+++ DATASET ROWS

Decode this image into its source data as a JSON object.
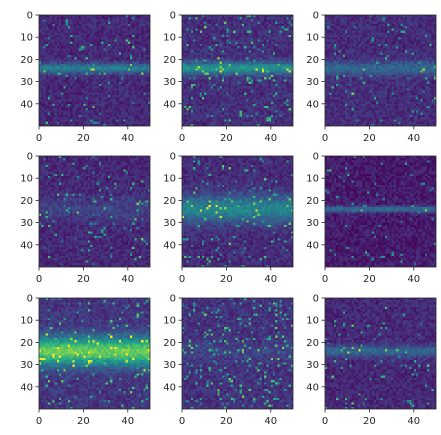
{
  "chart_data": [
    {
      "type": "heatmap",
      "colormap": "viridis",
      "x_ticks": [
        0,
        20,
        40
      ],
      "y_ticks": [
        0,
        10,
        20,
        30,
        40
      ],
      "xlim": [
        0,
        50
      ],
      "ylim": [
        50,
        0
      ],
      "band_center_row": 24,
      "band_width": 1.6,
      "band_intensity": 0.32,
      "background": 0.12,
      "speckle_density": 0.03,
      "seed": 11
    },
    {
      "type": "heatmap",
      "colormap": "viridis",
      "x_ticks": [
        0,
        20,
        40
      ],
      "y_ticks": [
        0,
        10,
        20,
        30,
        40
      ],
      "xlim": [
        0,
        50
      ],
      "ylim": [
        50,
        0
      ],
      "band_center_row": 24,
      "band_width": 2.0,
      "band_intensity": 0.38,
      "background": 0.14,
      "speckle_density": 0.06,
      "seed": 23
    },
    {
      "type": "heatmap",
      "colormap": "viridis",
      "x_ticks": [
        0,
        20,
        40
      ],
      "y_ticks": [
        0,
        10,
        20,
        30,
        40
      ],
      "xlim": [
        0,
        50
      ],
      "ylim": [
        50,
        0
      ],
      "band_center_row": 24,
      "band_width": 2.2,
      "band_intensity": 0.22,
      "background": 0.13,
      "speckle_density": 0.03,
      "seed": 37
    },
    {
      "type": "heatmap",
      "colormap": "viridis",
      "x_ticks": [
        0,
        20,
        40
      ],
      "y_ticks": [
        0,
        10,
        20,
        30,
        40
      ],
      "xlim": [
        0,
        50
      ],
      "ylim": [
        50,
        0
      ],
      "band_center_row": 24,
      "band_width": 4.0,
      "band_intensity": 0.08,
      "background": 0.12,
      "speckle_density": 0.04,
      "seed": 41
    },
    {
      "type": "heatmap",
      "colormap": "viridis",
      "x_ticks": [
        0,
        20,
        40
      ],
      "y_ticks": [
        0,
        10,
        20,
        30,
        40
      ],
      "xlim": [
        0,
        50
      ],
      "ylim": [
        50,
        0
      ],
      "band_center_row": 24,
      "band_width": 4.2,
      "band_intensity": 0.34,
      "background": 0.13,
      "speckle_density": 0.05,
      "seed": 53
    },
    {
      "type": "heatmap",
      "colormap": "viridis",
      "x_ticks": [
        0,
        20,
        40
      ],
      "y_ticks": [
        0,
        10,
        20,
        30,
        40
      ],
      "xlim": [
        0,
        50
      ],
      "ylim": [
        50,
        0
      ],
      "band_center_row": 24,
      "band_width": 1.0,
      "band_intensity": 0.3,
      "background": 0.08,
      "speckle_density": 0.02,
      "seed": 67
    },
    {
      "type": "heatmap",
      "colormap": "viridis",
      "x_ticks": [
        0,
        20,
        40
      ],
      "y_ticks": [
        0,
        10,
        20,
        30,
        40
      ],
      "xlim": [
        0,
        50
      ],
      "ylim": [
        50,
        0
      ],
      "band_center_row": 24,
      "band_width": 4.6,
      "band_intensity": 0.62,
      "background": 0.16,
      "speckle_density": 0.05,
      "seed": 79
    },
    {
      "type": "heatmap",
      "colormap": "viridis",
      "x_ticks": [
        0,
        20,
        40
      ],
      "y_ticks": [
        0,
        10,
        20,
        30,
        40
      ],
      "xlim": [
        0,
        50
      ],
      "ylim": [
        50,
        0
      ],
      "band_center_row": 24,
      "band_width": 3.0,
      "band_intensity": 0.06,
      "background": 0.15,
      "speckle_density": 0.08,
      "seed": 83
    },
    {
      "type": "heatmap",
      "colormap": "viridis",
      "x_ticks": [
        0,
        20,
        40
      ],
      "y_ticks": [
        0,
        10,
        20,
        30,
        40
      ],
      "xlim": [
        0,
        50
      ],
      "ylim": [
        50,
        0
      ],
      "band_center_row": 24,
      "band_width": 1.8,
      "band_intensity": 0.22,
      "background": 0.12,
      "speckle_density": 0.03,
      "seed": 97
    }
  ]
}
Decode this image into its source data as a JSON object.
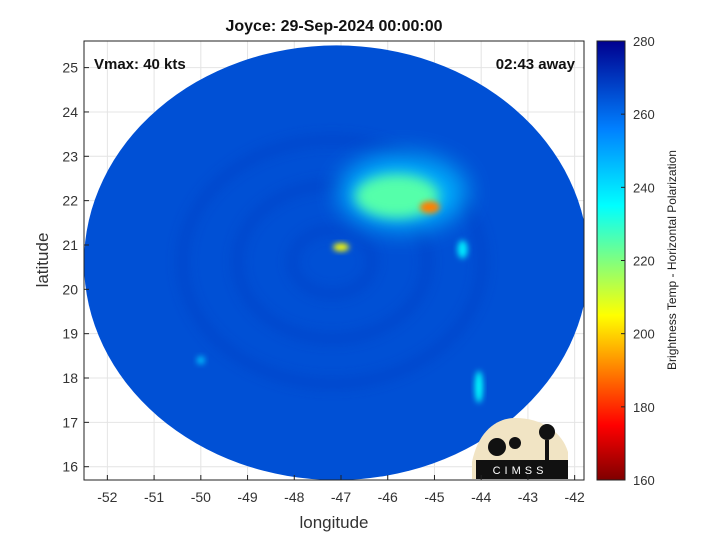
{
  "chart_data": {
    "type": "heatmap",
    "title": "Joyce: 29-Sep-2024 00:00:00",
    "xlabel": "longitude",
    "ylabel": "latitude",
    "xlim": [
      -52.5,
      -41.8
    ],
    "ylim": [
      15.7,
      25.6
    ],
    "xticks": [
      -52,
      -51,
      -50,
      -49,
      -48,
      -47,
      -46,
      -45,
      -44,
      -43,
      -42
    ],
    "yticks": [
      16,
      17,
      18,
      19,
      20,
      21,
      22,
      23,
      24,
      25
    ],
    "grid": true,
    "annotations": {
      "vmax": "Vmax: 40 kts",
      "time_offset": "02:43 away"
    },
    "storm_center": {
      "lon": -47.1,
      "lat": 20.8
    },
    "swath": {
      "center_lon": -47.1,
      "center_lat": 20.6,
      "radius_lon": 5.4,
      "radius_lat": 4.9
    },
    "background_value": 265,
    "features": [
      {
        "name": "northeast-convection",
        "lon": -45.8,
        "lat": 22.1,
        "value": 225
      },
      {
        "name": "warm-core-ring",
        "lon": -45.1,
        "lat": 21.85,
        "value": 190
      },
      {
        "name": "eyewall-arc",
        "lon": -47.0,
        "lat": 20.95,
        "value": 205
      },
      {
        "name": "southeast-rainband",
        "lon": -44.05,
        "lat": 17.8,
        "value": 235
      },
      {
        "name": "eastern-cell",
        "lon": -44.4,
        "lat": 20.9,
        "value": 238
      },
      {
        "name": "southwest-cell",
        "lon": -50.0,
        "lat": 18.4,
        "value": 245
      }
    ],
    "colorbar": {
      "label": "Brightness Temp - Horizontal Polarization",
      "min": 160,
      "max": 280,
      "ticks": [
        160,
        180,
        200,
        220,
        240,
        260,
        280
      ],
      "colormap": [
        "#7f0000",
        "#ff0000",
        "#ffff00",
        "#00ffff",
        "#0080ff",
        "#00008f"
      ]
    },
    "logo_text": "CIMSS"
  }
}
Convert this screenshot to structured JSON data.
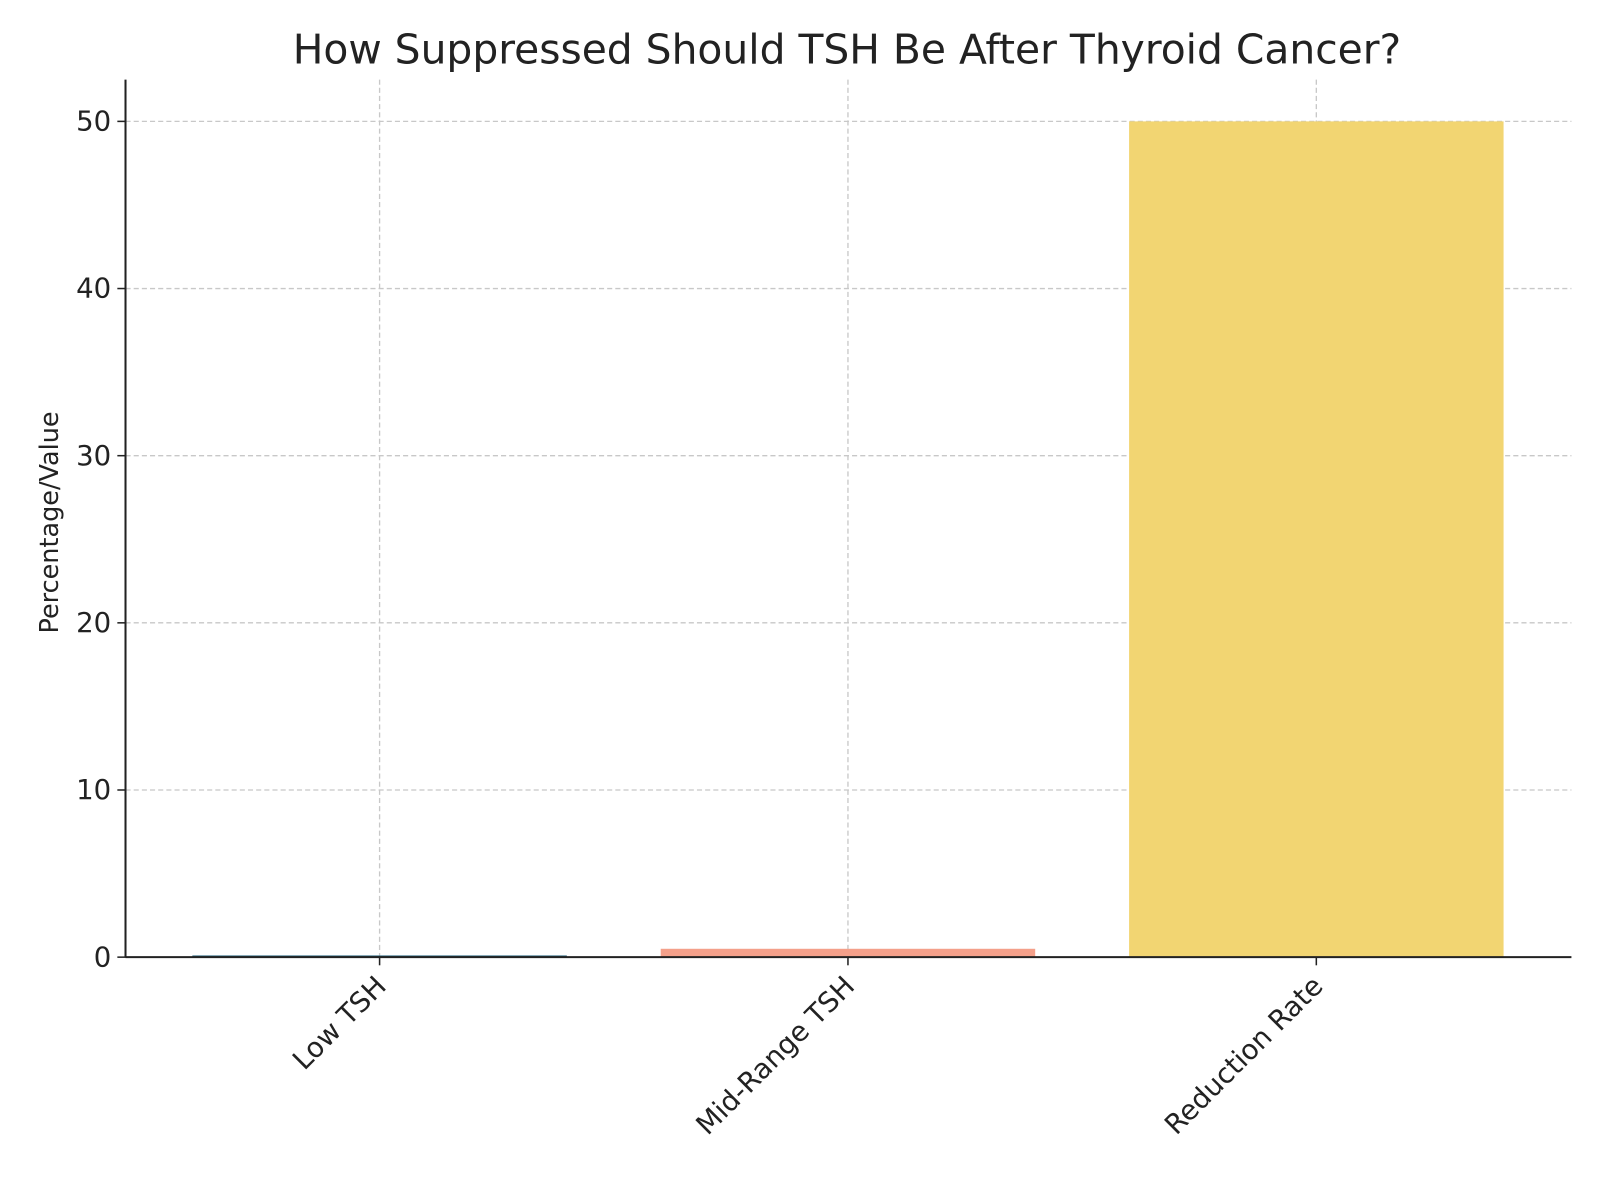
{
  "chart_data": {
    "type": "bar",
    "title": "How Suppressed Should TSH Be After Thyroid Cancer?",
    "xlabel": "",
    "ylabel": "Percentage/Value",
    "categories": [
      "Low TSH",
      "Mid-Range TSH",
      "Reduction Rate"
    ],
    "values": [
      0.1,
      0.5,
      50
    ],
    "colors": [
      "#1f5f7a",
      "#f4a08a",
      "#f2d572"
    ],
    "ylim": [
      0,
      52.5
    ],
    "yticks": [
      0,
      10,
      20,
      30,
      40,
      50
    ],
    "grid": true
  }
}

++++++

Select the lines from the entries that include the word "seed".

### [RESPONSE TO THE TASK]
      "seed": 11
      "seed": 23
      "seed": 37
      "seed": 41
      "seed": 53
      "seed": 67
      "seed": 79
      "seed": 83
      "seed": 97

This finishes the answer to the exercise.